Exercise objective – Check each line of the material below, and copy it if it holds the string "allocations".

Records for the exercise –
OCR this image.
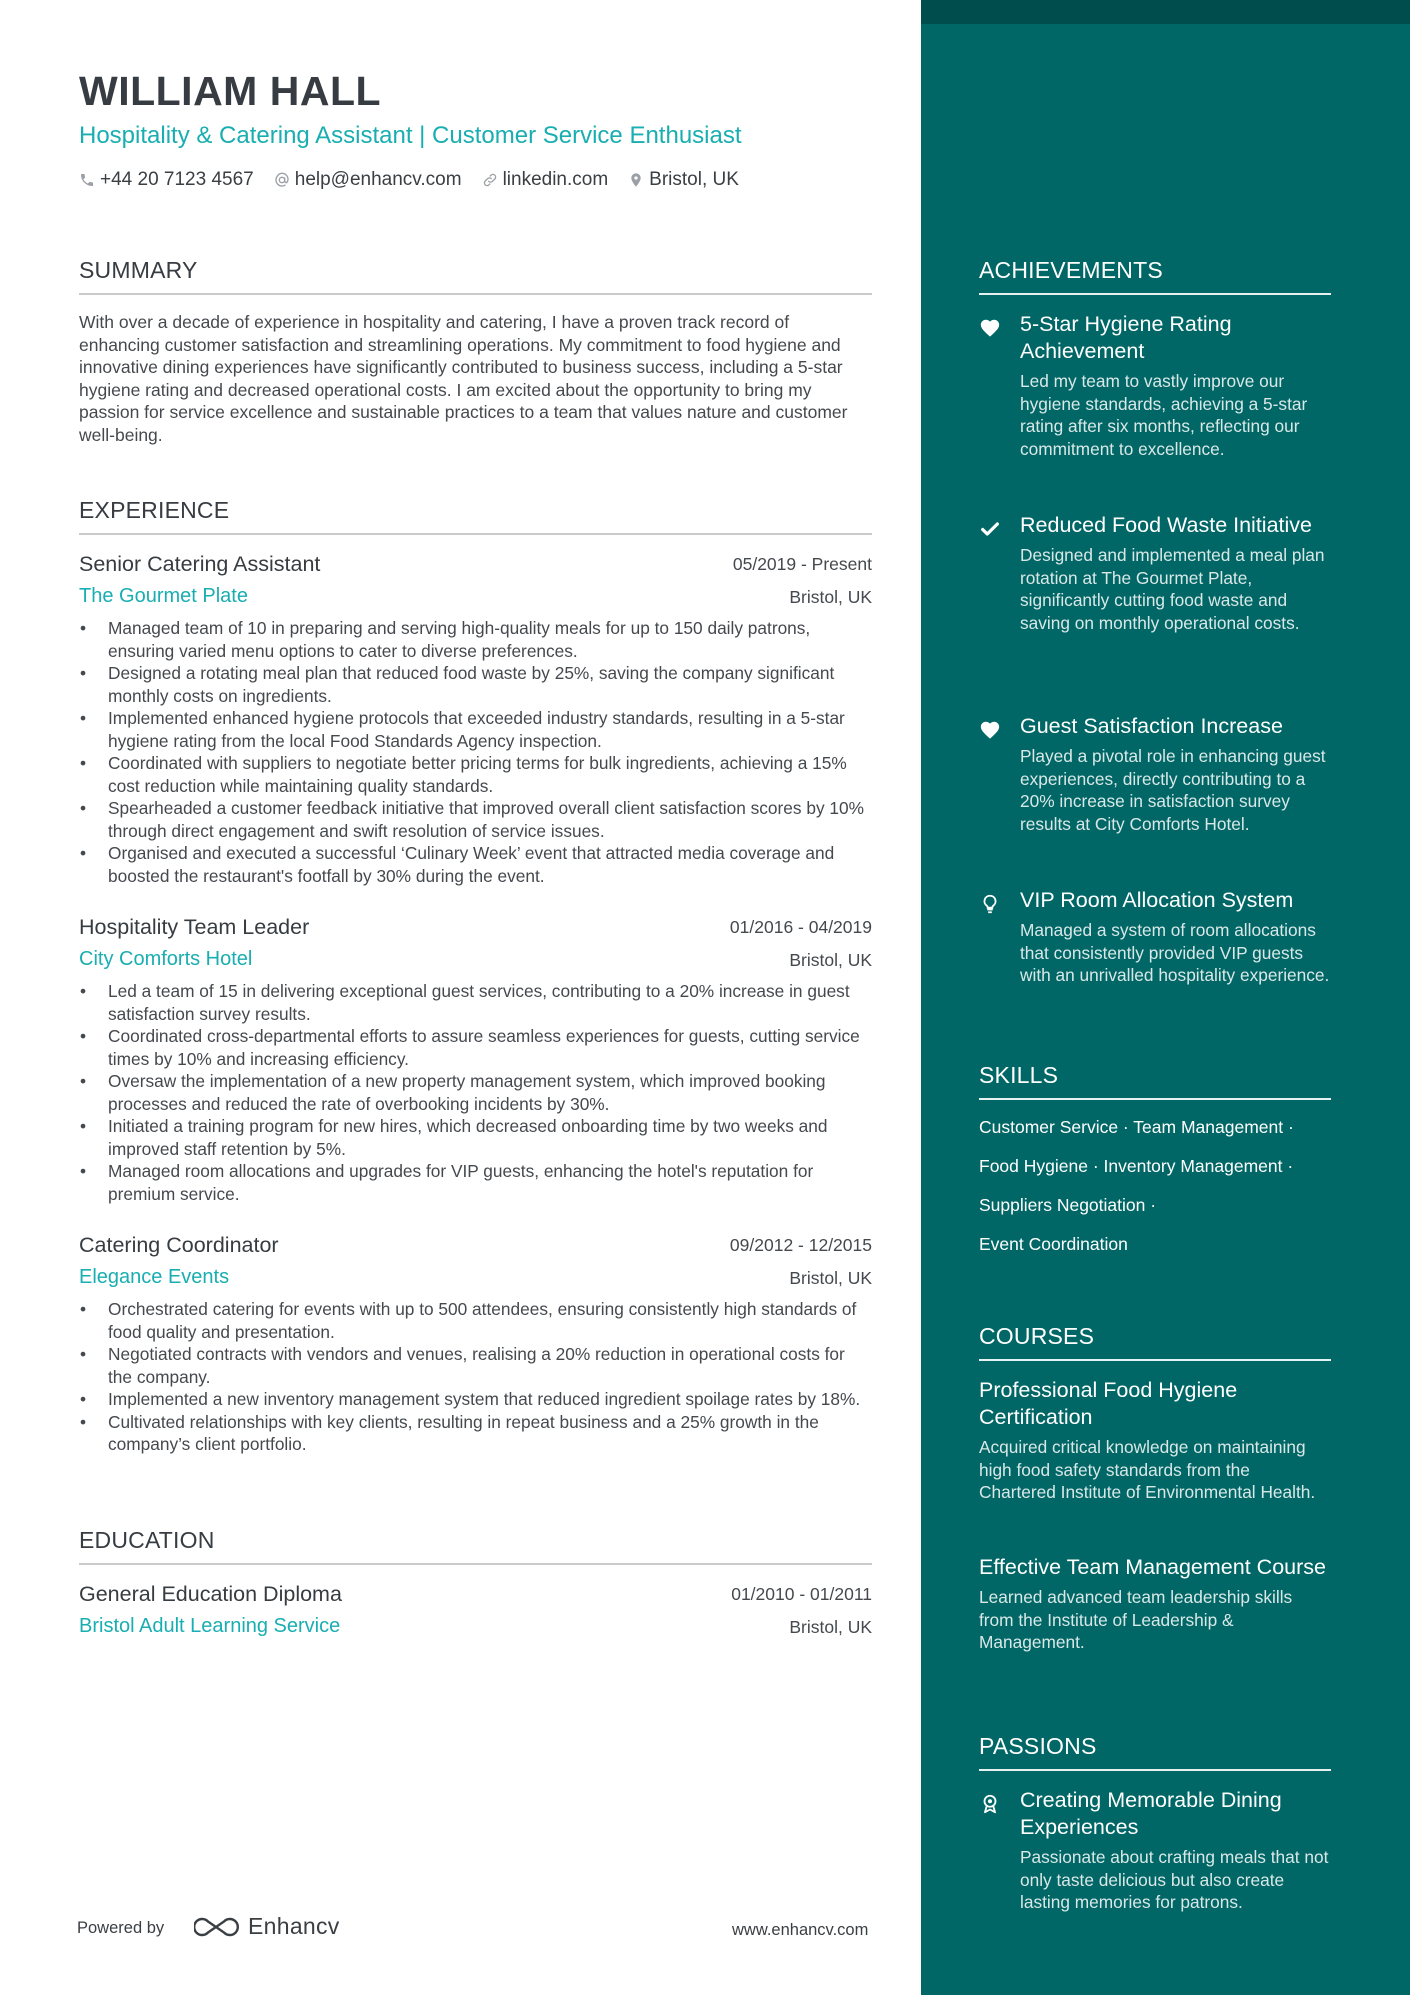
WILLIAM HALL
Hospitality & Catering Assistant | Customer Service Enthusiast
+44 20 7123 4567 help@enhancv.com linkedin.com Bristol, UK
SUMMARY
With over a decade of experience in hospitality and catering, I have a proven track record of enhancing customer satisfaction and streamlining operations. My commitment to food hygiene and innovative dining experiences have significantly contributed to business success, including a 5-star hygiene rating and decreased operational costs. I am excited about the opportunity to bring my passion for service excellence and sustainable practices to a team that values nature and customer well-being.
EXPERIENCE
Senior Catering Assistant	05/2019 - Present
The Gourmet Plate	Bristol, UK
• Managed team of 10 in preparing and serving high-quality meals for up to 150 daily patrons, ensuring varied menu options to cater to diverse preferences.
• Designed a rotating meal plan that reduced food waste by 25%, saving the company significant monthly costs on ingredients.
• Implemented enhanced hygiene protocols that exceeded industry standards, resulting in a 5-star hygiene rating from the local Food Standards Agency inspection.
• Coordinated with suppliers to negotiate better pricing terms for bulk ingredients, achieving a 15% cost reduction while maintaining quality standards.
• Spearheaded a customer feedback initiative that improved overall client satisfaction scores by 10% through direct engagement and swift resolution of service issues.
• Organised and executed a successful ‘Culinary Week’ event that attracted media coverage and boosted the restaurant's footfall by 30% during the event.
Hospitality Team Leader	01/2016 - 04/2019
City Comforts Hotel	Bristol, UK
• Led a team of 15 in delivering exceptional guest services, contributing to a 20% increase in guest satisfaction survey results.
• Coordinated cross-departmental efforts to assure seamless experiences for guests, cutting service times by 10% and increasing efficiency.
• Oversaw the implementation of a new property management system, which improved booking processes and reduced the rate of overbooking incidents by 30%.
• Initiated a training program for new hires, which decreased onboarding time by two weeks and improved staff retention by 5%.
• Managed room allocations and upgrades for VIP guests, enhancing the hotel's reputation for premium service.
Catering Coordinator	09/2012 - 12/2015
Elegance Events	Bristol, UK
• Orchestrated catering for events with up to 500 attendees, ensuring consistently high standards of food quality and presentation.
• Negotiated contracts with vendors and venues, realising a 20% reduction in operational costs for the company.
• Implemented a new inventory management system that reduced ingredient spoilage rates by 18%.
• Cultivated relationships with key clients, resulting in repeat business and a 25% growth in the company’s client portfolio.
EDUCATION
General Education Diploma	01/2010 - 01/2011
Bristol Adult Learning Service	Bristol, UK
ACHIEVEMENTS
5-Star Hygiene Rating Achievement
Led my team to vastly improve our hygiene standards, achieving a 5-star rating after six months, reflecting our commitment to excellence.
Reduced Food Waste Initiative
Designed and implemented a meal plan rotation at The Gourmet Plate, significantly cutting food waste and saving on monthly operational costs.
Guest Satisfaction Increase
Played a pivotal role in enhancing guest experiences, directly contributing to a 20% increase in satisfaction survey results at City Comforts Hotel.
VIP Room Allocation System
Managed a system of room allocations that consistently provided VIP guests with an unrivalled hospitality experience.
SKILLS
Customer Service · Team Management ·
Food Hygiene · Inventory Management ·
Suppliers Negotiation ·
Event Coordination
COURSES
Professional Food Hygiene Certification
Acquired critical knowledge on maintaining high food safety standards from the Chartered Institute of Environmental Health.
Effective Team Management Course
Learned advanced team leadership skills from the Institute of Leadership & Management.
PASSIONS
Creating Memorable Dining Experiences
Passionate about crafting meals that not only taste delicious but also create lasting memories for patrons.
Powered by	Enhancv	www.enhancv.com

Written solution –
• Managed room allocations and upgrades for VIP guests, enhancing the hotel's reputation for premium service.
Managed a system of room allocations that consistently provided VIP guests with an unrivalled hospitality experience.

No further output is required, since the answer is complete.